Direction> Look through the data for the string "学生作文". Copy every line where it is found.

Entries shown>

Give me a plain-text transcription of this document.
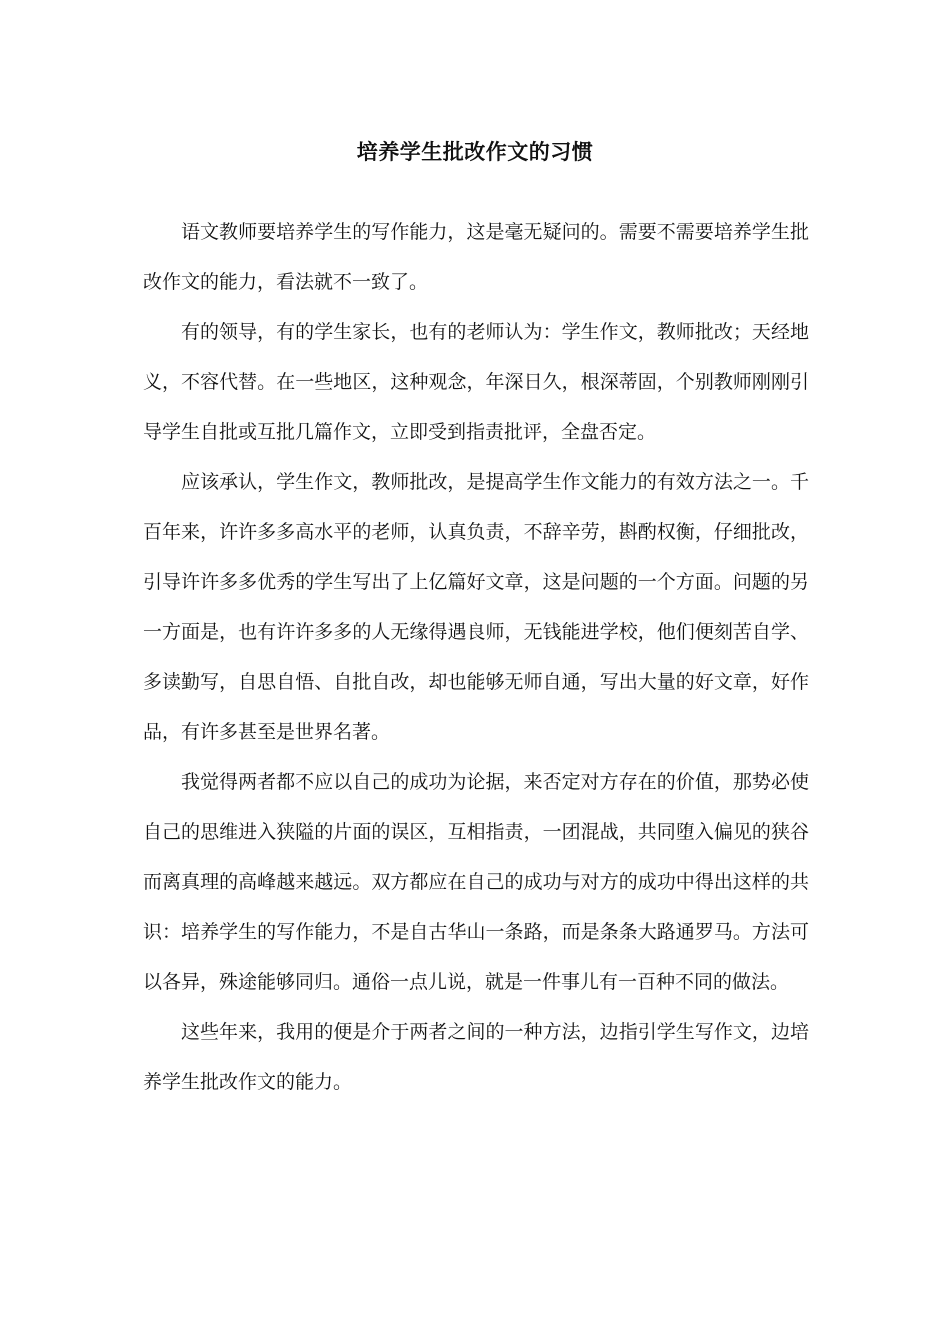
培养学生批改作文的习惯

语文教师要培养学生的写作能力，这是毫无疑问的。需要不需要培养学生批改作文的能力，看法就不一致了。

有的领导，有的学生家长，也有的老师认为：学生作文，教师批改；天经地义，不容代替。在一些地区，这种观念，年深日久，根深蒂固，个别教师刚刚引导学生自批或互批几篇作文，立即受到指责批评，全盘否定。

应该承认，学生作文，教师批改，是提高学生作文能力的有效方法之一。千百年来，许许多多高水平的老师，认真负责，不辞辛劳，斟酌权衡，仔细批改，引导许许多多优秀的学生写出了上亿篇好文章，这是问题的一个方面。问题的另一方面是，也有许许多多的人无缘得遇良师，无钱能进学校，他们便刻苦自学、多读勤写，自思自悟、自批自改，却也能够无师自通，写出大量的好文章，好作品，有许多甚至是世界名著。

我觉得两者都不应以自己的成功为论据，来否定对方存在的价值，那势必使自己的思维进入狭隘的片面的误区，互相指责，一团混战，共同堕入偏见的狭谷而离真理的高峰越来越远。双方都应在自己的成功与对方的成功中得出这样的共识：培养学生的写作能力，不是自古华山一条路，而是条条大路通罗马。方法可以各异，殊途能够同归。通俗一点儿说，就是一件事儿有一百种不同的做法。

这些年来，我用的便是介于两者之间的一种方法，边指引学生写作文，边培养学生批改作文的能力。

Exercise output>
有的领导，有的学生家长，也有的老师认为：学生作文，教师批改；天经地义，不容代替。在一些地区，这种观念，年深日久，根深蒂固，个别教师刚刚引导学生自批或互批几篇作文，立即受到指责批评，全盘否定。
应该承认，学生作文，教师批改，是提高学生作文能力的有效方法之一。千百年来，许许多多高水平的老师，认真负责，不辞辛劳，斟酌权衡，仔细批改，引导许许多多优秀的学生写出了上亿篇好文章，这是问题的一个方面。问题的另一方面是，也有许许多多的人无缘得遇良师，无钱能进学校，他们便刻苦自学、多读勤写，自思自悟、自批自改，却也能够无师自通，写出大量的好文章，好作品，有许多甚至是世界名著。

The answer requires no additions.